● **GOAL**
Locate each line below that includes "ffffff" and reproduce it.

● **INFORMATION PROVIDED**
::::::::

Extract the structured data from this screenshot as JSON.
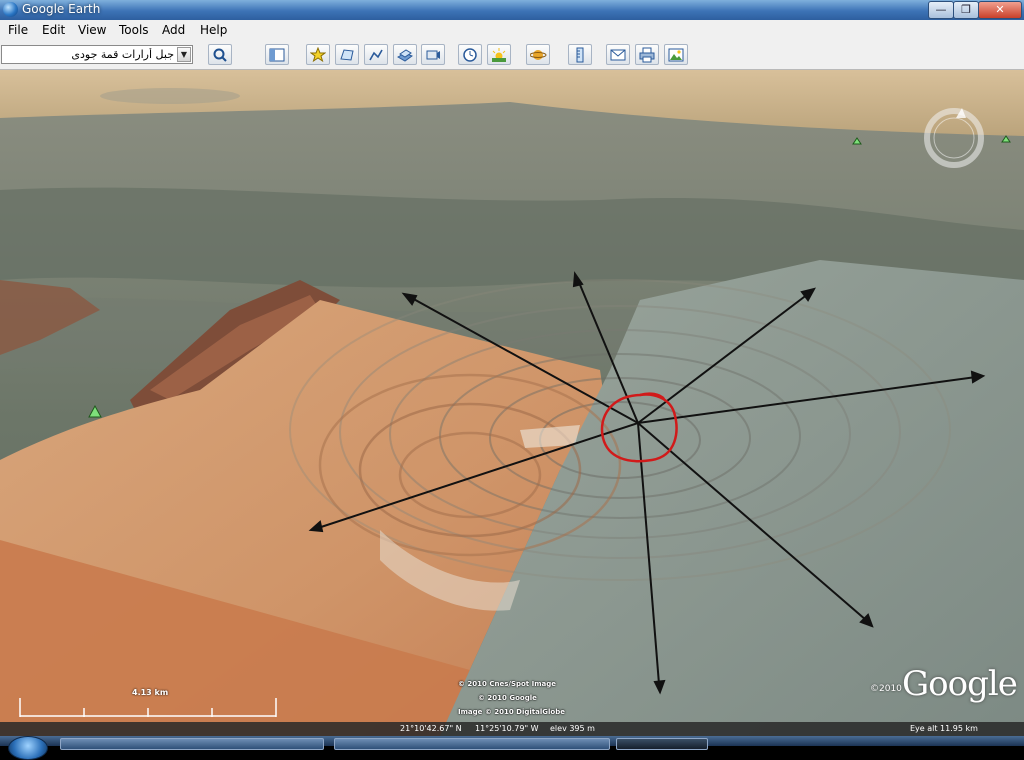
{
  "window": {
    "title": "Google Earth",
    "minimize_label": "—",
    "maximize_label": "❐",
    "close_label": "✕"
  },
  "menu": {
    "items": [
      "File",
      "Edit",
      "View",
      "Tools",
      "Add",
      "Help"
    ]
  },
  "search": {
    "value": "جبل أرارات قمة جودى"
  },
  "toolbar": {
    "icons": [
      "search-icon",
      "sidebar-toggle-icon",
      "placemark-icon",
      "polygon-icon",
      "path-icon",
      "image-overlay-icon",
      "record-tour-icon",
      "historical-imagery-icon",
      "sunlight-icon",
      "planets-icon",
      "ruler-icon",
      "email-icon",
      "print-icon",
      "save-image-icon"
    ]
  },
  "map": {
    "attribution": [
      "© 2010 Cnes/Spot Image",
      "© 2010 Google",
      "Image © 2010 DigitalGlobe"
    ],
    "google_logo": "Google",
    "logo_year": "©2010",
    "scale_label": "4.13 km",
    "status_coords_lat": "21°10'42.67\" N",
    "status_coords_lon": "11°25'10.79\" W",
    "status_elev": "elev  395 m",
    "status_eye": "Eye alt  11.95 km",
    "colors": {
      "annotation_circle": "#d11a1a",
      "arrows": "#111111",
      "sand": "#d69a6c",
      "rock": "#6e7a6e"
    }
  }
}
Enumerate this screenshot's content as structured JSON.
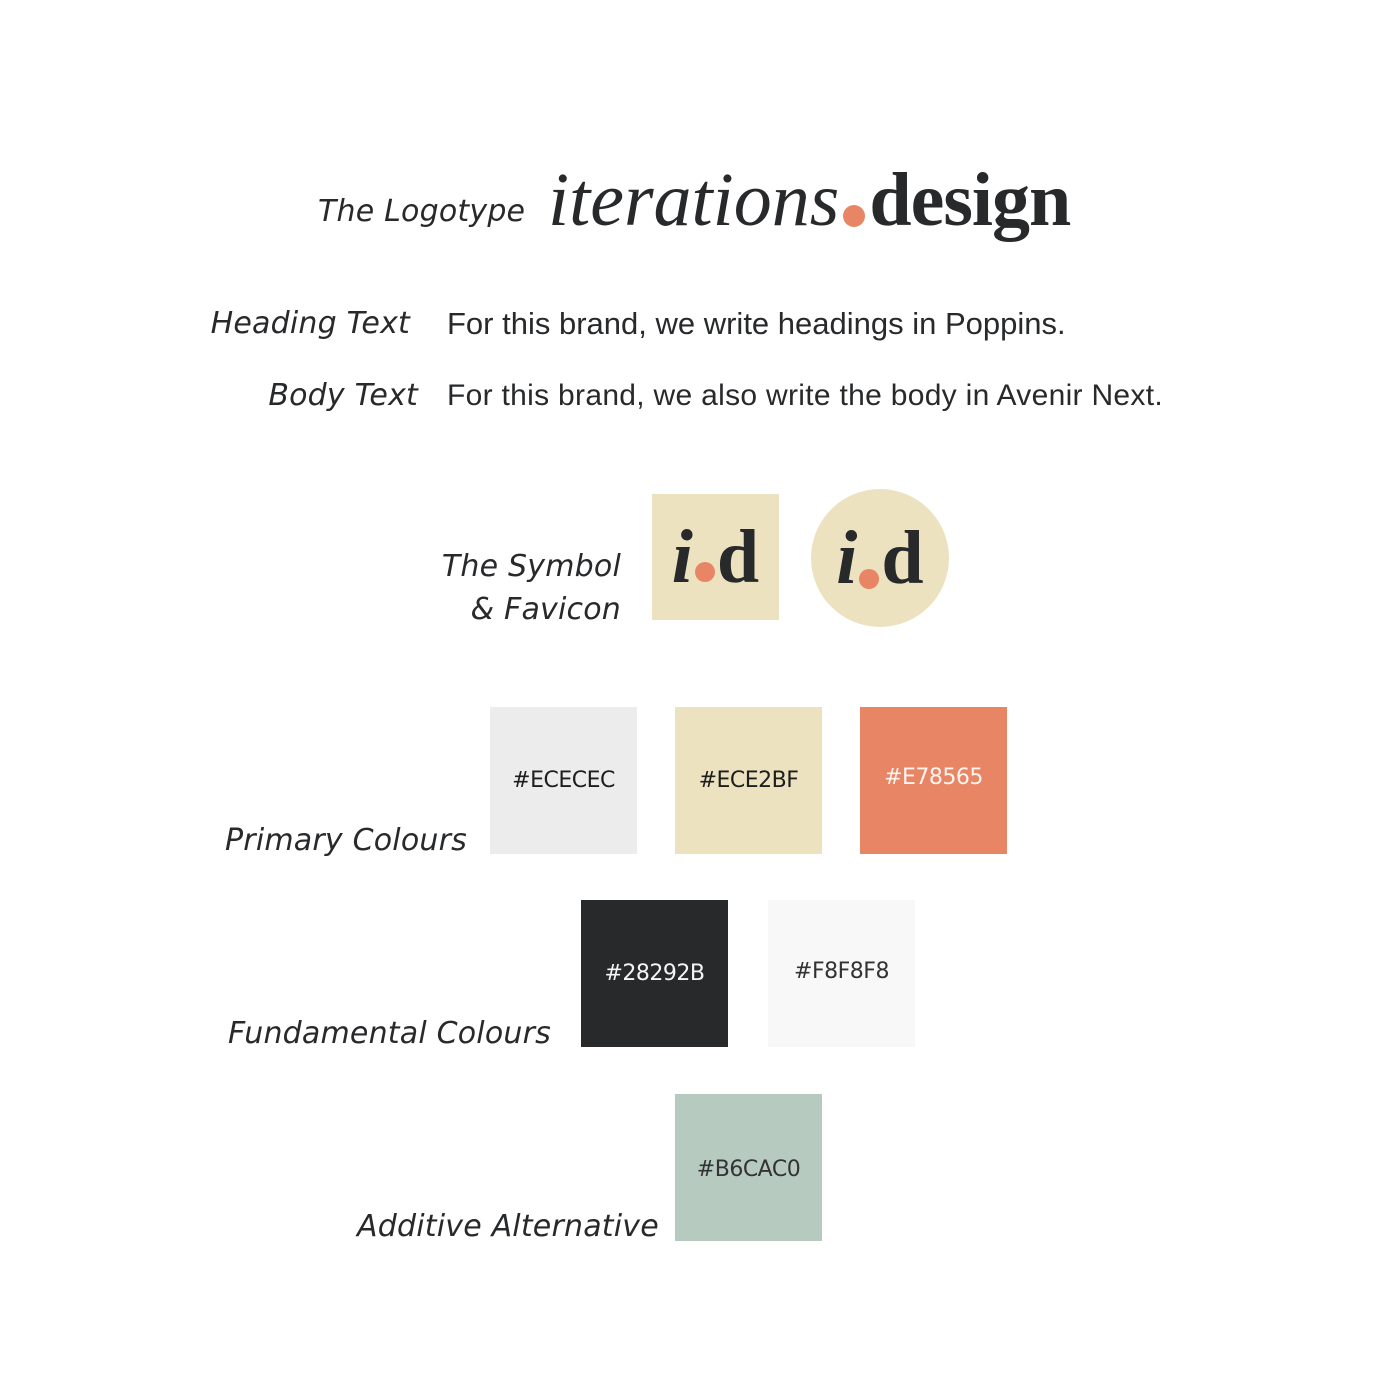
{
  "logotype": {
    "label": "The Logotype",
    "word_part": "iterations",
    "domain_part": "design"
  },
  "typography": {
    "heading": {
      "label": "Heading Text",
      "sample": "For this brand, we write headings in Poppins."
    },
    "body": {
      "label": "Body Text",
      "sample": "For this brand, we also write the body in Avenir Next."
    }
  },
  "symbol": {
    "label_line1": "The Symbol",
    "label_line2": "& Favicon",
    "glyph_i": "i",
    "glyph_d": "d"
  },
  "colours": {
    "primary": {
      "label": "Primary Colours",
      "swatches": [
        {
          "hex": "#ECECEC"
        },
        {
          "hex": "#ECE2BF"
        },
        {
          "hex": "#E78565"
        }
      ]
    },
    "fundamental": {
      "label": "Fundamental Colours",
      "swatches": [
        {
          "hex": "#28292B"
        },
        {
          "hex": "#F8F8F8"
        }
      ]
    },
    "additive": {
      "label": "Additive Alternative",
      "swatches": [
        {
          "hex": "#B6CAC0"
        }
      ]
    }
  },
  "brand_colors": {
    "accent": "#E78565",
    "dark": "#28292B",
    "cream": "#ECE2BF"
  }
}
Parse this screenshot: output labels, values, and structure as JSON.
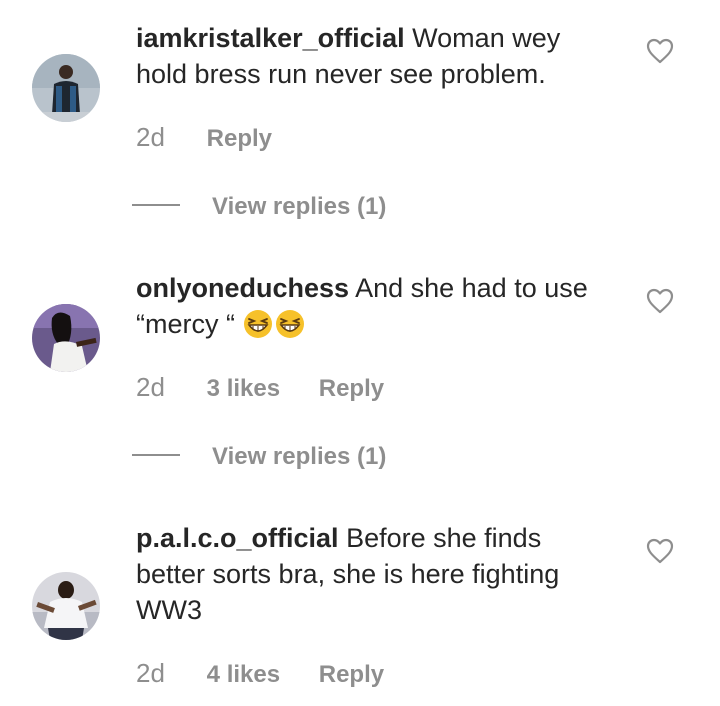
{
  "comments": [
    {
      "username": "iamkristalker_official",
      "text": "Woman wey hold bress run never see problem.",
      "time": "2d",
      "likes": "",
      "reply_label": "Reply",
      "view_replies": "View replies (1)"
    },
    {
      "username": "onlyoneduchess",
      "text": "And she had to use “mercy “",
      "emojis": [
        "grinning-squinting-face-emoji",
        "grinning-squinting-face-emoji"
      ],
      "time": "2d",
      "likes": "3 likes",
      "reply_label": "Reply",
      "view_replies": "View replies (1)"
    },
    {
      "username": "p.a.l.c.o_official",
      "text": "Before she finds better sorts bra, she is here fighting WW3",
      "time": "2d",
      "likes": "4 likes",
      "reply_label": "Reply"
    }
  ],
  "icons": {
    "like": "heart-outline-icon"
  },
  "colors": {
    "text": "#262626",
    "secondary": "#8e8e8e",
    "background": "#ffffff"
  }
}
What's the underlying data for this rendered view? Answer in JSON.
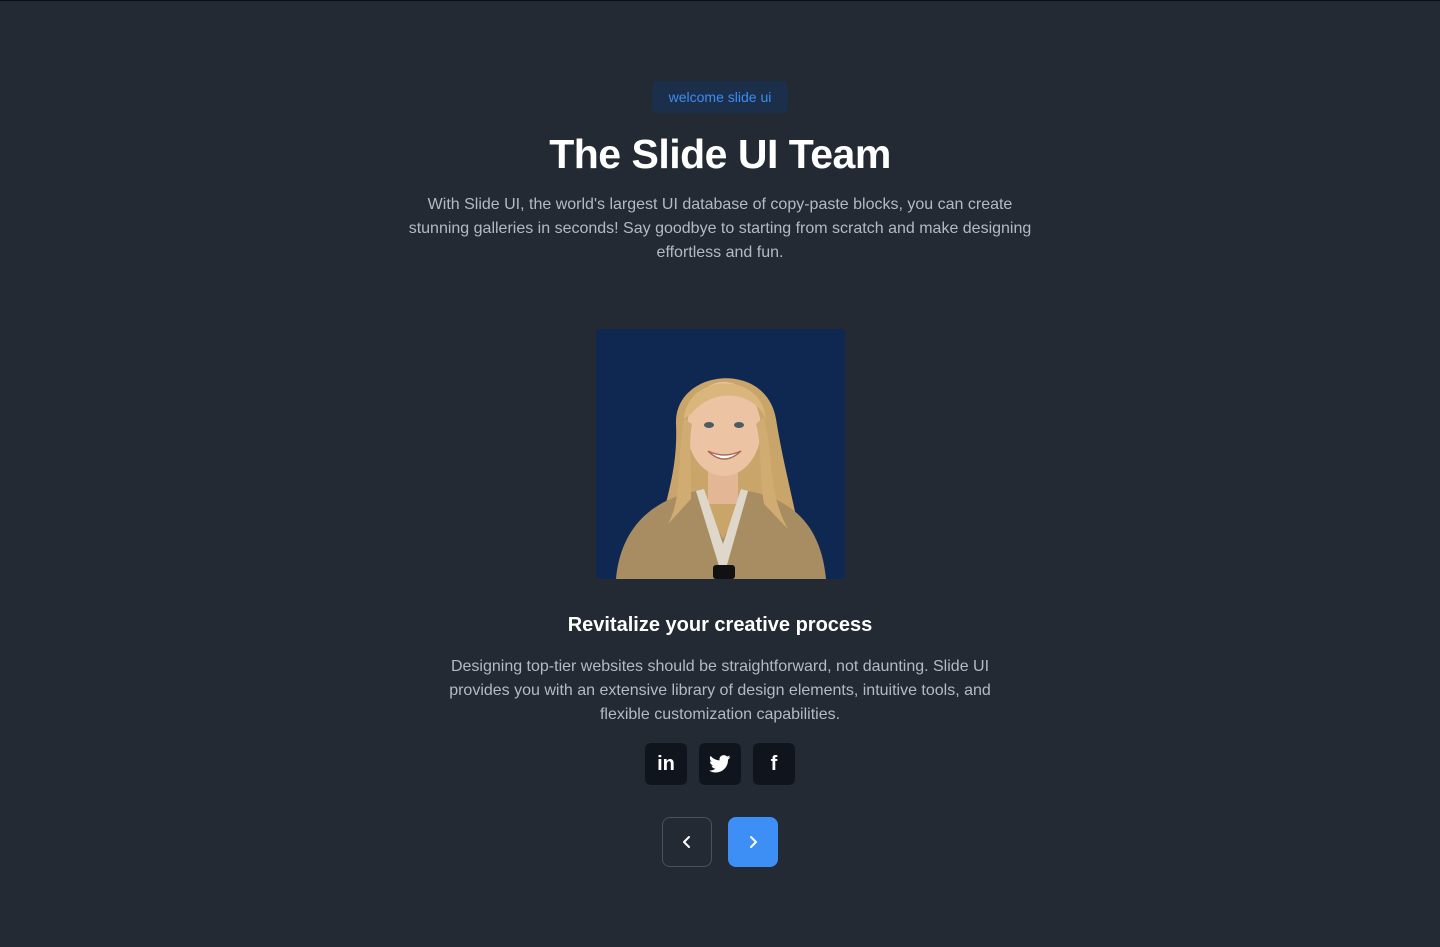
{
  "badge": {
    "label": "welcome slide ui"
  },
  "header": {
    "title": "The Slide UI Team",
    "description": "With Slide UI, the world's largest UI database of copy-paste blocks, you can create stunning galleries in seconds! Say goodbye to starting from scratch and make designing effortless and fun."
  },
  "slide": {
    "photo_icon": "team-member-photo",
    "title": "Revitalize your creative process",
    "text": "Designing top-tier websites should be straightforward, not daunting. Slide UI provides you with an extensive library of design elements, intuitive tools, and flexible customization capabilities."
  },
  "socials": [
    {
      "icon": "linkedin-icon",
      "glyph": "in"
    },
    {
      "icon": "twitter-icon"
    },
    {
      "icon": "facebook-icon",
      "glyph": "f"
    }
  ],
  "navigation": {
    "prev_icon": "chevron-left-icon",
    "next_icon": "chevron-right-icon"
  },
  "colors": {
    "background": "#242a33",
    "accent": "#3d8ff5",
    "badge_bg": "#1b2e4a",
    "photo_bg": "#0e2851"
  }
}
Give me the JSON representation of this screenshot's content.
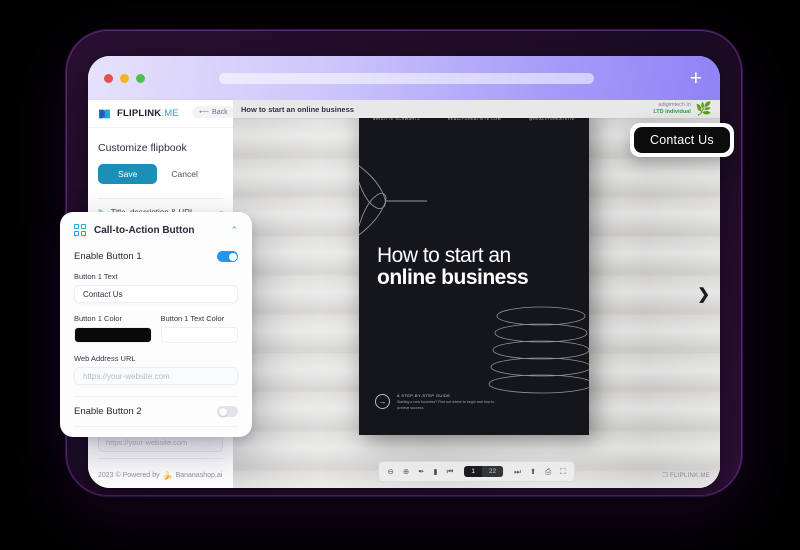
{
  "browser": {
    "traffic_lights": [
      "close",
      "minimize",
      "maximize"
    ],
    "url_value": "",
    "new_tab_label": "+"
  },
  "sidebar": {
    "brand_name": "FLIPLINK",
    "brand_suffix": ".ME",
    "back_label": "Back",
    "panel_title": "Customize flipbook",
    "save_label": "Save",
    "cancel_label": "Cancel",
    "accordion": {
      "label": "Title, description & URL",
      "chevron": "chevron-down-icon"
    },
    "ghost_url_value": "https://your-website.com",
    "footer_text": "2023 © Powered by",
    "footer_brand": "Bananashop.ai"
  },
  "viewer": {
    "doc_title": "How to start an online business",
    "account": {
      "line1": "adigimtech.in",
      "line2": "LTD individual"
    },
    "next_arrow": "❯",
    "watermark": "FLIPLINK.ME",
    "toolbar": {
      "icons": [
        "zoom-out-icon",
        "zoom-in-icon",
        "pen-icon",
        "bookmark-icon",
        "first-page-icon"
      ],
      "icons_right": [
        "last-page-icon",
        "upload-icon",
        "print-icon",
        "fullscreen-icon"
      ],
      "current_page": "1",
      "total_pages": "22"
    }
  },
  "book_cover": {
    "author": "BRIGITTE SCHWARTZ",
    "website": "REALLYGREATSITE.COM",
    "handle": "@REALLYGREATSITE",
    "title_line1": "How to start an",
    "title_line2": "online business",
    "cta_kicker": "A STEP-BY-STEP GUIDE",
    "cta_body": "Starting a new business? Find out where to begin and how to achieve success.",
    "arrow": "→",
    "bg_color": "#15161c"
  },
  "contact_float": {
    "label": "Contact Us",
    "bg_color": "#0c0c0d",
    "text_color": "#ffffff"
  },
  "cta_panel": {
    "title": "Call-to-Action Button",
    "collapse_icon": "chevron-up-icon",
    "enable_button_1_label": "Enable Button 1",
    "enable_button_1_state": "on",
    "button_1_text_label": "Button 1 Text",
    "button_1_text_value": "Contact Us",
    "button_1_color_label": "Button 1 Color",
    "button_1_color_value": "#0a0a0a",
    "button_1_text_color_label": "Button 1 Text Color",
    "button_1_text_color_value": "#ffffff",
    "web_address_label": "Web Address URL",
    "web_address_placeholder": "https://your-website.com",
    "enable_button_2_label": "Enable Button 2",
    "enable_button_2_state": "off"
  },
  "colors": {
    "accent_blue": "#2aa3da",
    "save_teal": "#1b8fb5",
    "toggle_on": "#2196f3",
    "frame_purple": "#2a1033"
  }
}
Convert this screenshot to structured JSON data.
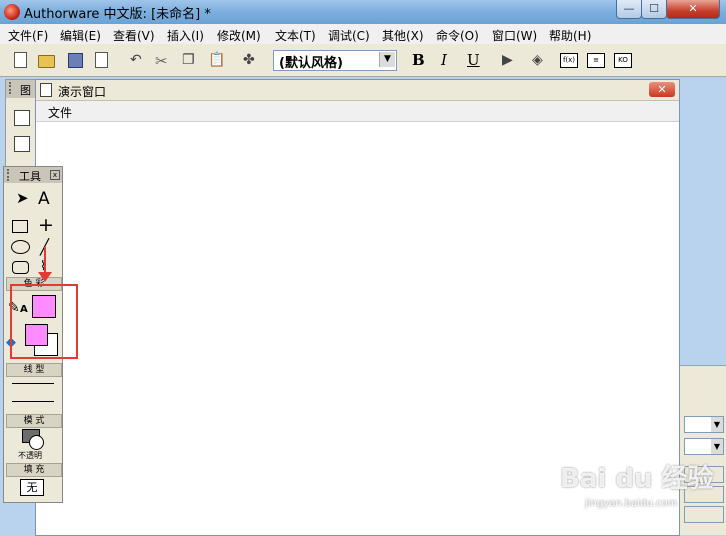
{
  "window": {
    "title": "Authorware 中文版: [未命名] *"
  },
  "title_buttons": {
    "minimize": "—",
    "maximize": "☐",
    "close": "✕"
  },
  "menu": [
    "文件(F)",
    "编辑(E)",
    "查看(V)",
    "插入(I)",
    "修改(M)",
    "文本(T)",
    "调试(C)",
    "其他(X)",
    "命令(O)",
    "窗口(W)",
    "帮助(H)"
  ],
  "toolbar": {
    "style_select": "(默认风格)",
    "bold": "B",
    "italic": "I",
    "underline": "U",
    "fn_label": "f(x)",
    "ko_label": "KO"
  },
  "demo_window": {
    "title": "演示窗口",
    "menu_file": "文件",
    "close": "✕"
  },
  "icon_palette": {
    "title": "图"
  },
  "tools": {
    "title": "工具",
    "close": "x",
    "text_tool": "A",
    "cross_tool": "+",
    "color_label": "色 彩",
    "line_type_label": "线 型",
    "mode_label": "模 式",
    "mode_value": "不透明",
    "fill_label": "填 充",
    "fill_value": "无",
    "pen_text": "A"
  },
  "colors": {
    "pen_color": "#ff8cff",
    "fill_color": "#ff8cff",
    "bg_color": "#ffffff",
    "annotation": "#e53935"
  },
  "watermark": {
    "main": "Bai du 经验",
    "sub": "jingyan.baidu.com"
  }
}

::::::::

● **EXERCISE ANSWER**
    "background": "#ffffff"
    "text_color": "#ffffff"
    "button_1_text_color_value": "#ffffff",
    "bg_color": "#ffffff",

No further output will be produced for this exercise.